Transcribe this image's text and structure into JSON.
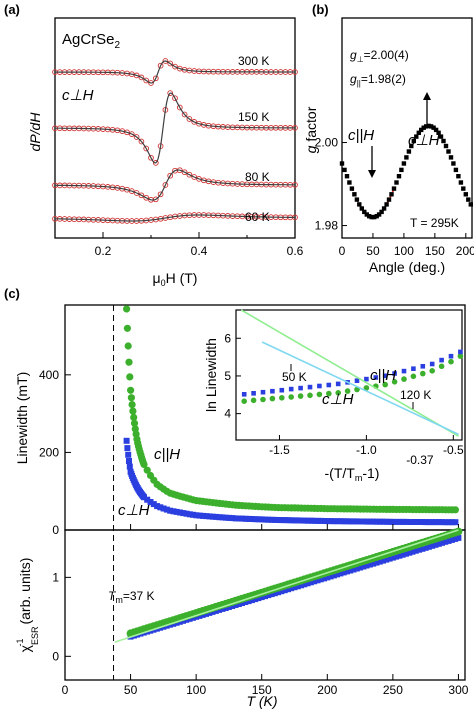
{
  "chart_data": [
    {
      "panel": "(a)",
      "type": "line",
      "title": "AgCrSe",
      "title_sub": "2",
      "xlabel": "μ",
      "xlabel_sub": "0",
      "xlabel_tail": "H (T)",
      "ylabel": "dP/dH",
      "xlim": [
        0.1,
        0.6
      ],
      "x_ticks": [
        "0.2",
        "0.4",
        "0.6"
      ],
      "orientation_label": "c⊥H",
      "series": [
        {
          "name": "300 K",
          "resonance_T": 0.315,
          "linewidth_T": 0.025,
          "amplitude": 0.32
        },
        {
          "name": "150 K",
          "resonance_T": 0.325,
          "linewidth_T": 0.028,
          "amplitude": 1.0
        },
        {
          "name": "80 K",
          "resonance_T": 0.33,
          "linewidth_T": 0.045,
          "amplitude": 0.55
        },
        {
          "name": "60 K",
          "resonance_T": 0.33,
          "linewidth_T": 0.12,
          "amplitude": 0.06
        }
      ]
    },
    {
      "panel": "(b)",
      "type": "scatter",
      "xlabel": "Angle (deg.)",
      "ylabel": "g factor",
      "xlim": [
        0,
        210
      ],
      "ylim": [
        1.977,
        2.03
      ],
      "x_ticks": [
        "0",
        "50",
        "100",
        "150",
        "200"
      ],
      "y_ticks": [
        "1.98",
        "2.00"
      ],
      "g_perp_label": "g",
      "g_perp_sub": "⊥",
      "g_perp_value": "=2.00(4)",
      "g_par_label": "g",
      "g_par_sub": "||",
      "g_par_value": "=1.98(2)",
      "label_par": "c||H",
      "label_perp": "c⊥H",
      "temperature": "T = 295K",
      "model": {
        "g_perp": 2.004,
        "g_par": 1.982,
        "min_angle_deg": 50
      },
      "marker_color": "#000000",
      "fit_color": "#e03030"
    },
    {
      "panel": "(c)",
      "type": "scatter",
      "ylabel": "Linewidth (mT)",
      "xlim": [
        0,
        305
      ],
      "ylim": [
        0,
        580
      ],
      "y_ticks": [
        "0",
        "200",
        "400"
      ],
      "label_par": "c||H",
      "label_perp": "c⊥H",
      "Tm": 37,
      "series": [
        {
          "name": "c||H",
          "color": "#3cb02c",
          "points": [
            [
              47,
              570
            ],
            [
              50,
              360
            ],
            [
              55,
              230
            ],
            [
              60,
              170
            ],
            [
              70,
              118
            ],
            [
              80,
              95
            ],
            [
              100,
              76
            ],
            [
              130,
              64
            ],
            [
              160,
              58
            ],
            [
              200,
              55
            ],
            [
              250,
              53
            ],
            [
              300,
              52
            ]
          ]
        },
        {
          "name": "c⊥H",
          "color": "#2b3fe0",
          "points": [
            [
              47,
              230
            ],
            [
              50,
              150
            ],
            [
              55,
              110
            ],
            [
              60,
              85
            ],
            [
              70,
              62
            ],
            [
              80,
              50
            ],
            [
              100,
              38
            ],
            [
              130,
              30
            ],
            [
              160,
              26
            ],
            [
              200,
              23
            ],
            [
              250,
              21
            ],
            [
              300,
              20
            ]
          ]
        }
      ],
      "inset": {
        "xlabel": "-(T/T",
        "xlabel_sub": "m",
        "xlabel_tail": "-1)",
        "ylabel": "ln Linewidth",
        "xlim": [
          -1.75,
          -0.45
        ],
        "ylim": [
          3.3,
          6.75
        ],
        "x_ticks": [
          "-1.5",
          "-1.0",
          "-0.5"
        ],
        "extra_tick": "-0.37",
        "y_ticks": [
          "4",
          "5",
          "6"
        ],
        "annot_50K": "50 K",
        "annot_120K": "120 K",
        "label_par": "c||H",
        "label_perp": "c⊥H"
      }
    },
    {
      "panel": "(c-lower)",
      "type": "scatter",
      "xlabel": "T (K)",
      "ylabel": "χ",
      "ylabel_sup": "-1",
      "ylabel_sub": "ESR",
      "ylabel_tail": "(arb. units)",
      "xlim": [
        0,
        305
      ],
      "ylim": [
        -0.3,
        1.6
      ],
      "x_ticks": [
        "0",
        "50",
        "100",
        "150",
        "200",
        "250",
        "300"
      ],
      "y_ticks": [
        "0",
        "1"
      ],
      "Tm_label": "T",
      "Tm_sub": "m",
      "Tm_value": "=37 K",
      "series": [
        {
          "name": "c||H",
          "color": "#3cb02c",
          "points": [
            [
              50,
              0.29
            ],
            [
              300,
              1.58
            ]
          ]
        },
        {
          "name": "c⊥H",
          "color": "#2b3fe0",
          "points": [
            [
              50,
              0.25
            ],
            [
              300,
              1.5
            ]
          ]
        }
      ]
    }
  ]
}
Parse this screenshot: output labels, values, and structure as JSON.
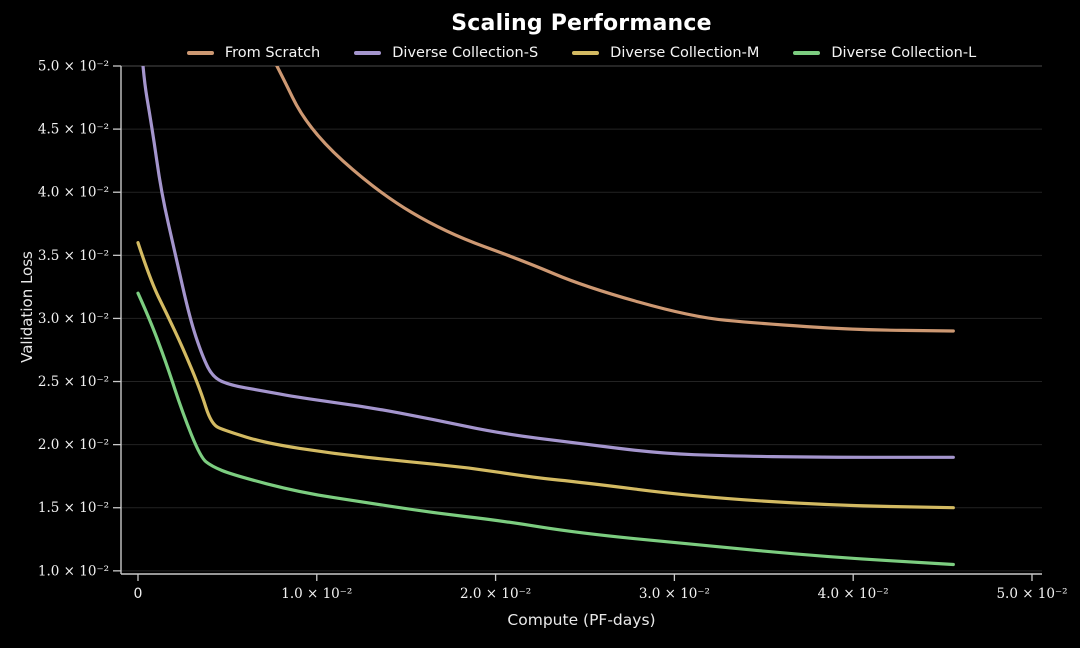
{
  "chart_data": {
    "type": "line",
    "title": "Scaling Performance",
    "xlabel": "Compute (PF-days)",
    "ylabel": "Validation Loss",
    "xlim": [
      -0.00095,
      0.05056
    ],
    "ylim": [
      0.00975,
      0.05
    ],
    "grid": "horizontal-only",
    "legend_position": "top-center",
    "background_color": "#000000",
    "axis_color": "#c9c9c9",
    "gridline_color": "#232323",
    "top_gridline_color": "#4d4d4d",
    "text_color": "#f2f2f2",
    "x_ticks": [
      {
        "v": 0,
        "label": "0",
        "plain": true
      },
      {
        "v": 0.01,
        "label": "1.0 × 10⁻²"
      },
      {
        "v": 0.02,
        "label": "2.0 × 10⁻²"
      },
      {
        "v": 0.03,
        "label": "3.0 × 10⁻²"
      },
      {
        "v": 0.04,
        "label": "4.0 × 10⁻²"
      },
      {
        "v": 0.05,
        "label": "5.0 × 10⁻²"
      }
    ],
    "y_ticks": [
      {
        "v": 0.05,
        "label": "5.0 × 10⁻²"
      },
      {
        "v": 0.045,
        "label": "4.5 × 10⁻²"
      },
      {
        "v": 0.04,
        "label": "4.0 × 10⁻²"
      },
      {
        "v": 0.035,
        "label": "3.5 × 10⁻²"
      },
      {
        "v": 0.03,
        "label": "3.0 × 10⁻²"
      },
      {
        "v": 0.025,
        "label": "2.5 × 10⁻²"
      },
      {
        "v": 0.02,
        "label": "2.0 × 10⁻²"
      },
      {
        "v": 0.015,
        "label": "1.5 × 10⁻²"
      },
      {
        "v": 0.01,
        "label": "1.0 × 10⁻²"
      }
    ],
    "series": [
      {
        "name": "From Scratch",
        "color": "#cd9872",
        "points": [
          [
            0.0052,
            0.057
          ],
          [
            0.0078,
            0.05
          ],
          [
            0.0095,
            0.045
          ],
          [
            0.0134,
            0.04
          ],
          [
            0.0172,
            0.0368
          ],
          [
            0.0215,
            0.0346
          ],
          [
            0.025,
            0.0325
          ],
          [
            0.031,
            0.0301
          ],
          [
            0.0348,
            0.0296
          ],
          [
            0.04,
            0.0291
          ],
          [
            0.0456,
            0.029
          ]
        ]
      },
      {
        "name": "Diverse Collection-S",
        "color": "#a495cd",
        "points": [
          [
            0.0,
            0.056
          ],
          [
            0.0002,
            0.05
          ],
          [
            0.0008,
            0.045
          ],
          [
            0.0013,
            0.04
          ],
          [
            0.0021,
            0.035
          ],
          [
            0.0029,
            0.03
          ],
          [
            0.0036,
            0.027
          ],
          [
            0.0042,
            0.0253
          ],
          [
            0.0052,
            0.0247
          ],
          [
            0.0068,
            0.0243
          ],
          [
            0.0091,
            0.0237
          ],
          [
            0.0128,
            0.023
          ],
          [
            0.0165,
            0.022
          ],
          [
            0.0202,
            0.0209
          ],
          [
            0.0246,
            0.0201
          ],
          [
            0.0292,
            0.0193
          ],
          [
            0.033,
            0.0191
          ],
          [
            0.038,
            0.019
          ],
          [
            0.0456,
            0.019
          ]
        ]
      },
      {
        "name": "Diverse Collection-M",
        "color": "#d3ba62",
        "points": [
          [
            0.0,
            0.036
          ],
          [
            0.0007,
            0.033
          ],
          [
            0.0016,
            0.0304
          ],
          [
            0.0025,
            0.0277
          ],
          [
            0.0035,
            0.0243
          ],
          [
            0.0041,
            0.0216
          ],
          [
            0.0049,
            0.0211
          ],
          [
            0.0072,
            0.0201
          ],
          [
            0.0109,
            0.0193
          ],
          [
            0.0147,
            0.0187
          ],
          [
            0.0184,
            0.0182
          ],
          [
            0.0221,
            0.0174
          ],
          [
            0.0249,
            0.017
          ],
          [
            0.031,
            0.0159
          ],
          [
            0.0385,
            0.0152
          ],
          [
            0.0456,
            0.015
          ]
        ]
      },
      {
        "name": "Diverse Collection-L",
        "color": "#7ccd80",
        "points": [
          [
            0.0,
            0.032
          ],
          [
            0.0007,
            0.0298
          ],
          [
            0.0016,
            0.0264
          ],
          [
            0.0025,
            0.0225
          ],
          [
            0.0035,
            0.019
          ],
          [
            0.0041,
            0.0183
          ],
          [
            0.0053,
            0.0176
          ],
          [
            0.0091,
            0.0162
          ],
          [
            0.0128,
            0.0154
          ],
          [
            0.0165,
            0.0146
          ],
          [
            0.0202,
            0.014
          ],
          [
            0.0246,
            0.013
          ],
          [
            0.031,
            0.0121
          ],
          [
            0.0385,
            0.0111
          ],
          [
            0.0456,
            0.0105
          ]
        ]
      }
    ]
  }
}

□ □ □ □ □ □ □

Collect from the data above every line that includes "this".

→ Worked solution:
Transcribe this image's text and structure into JSON.
Parse this screenshot: output labels, values, and structure as JSON.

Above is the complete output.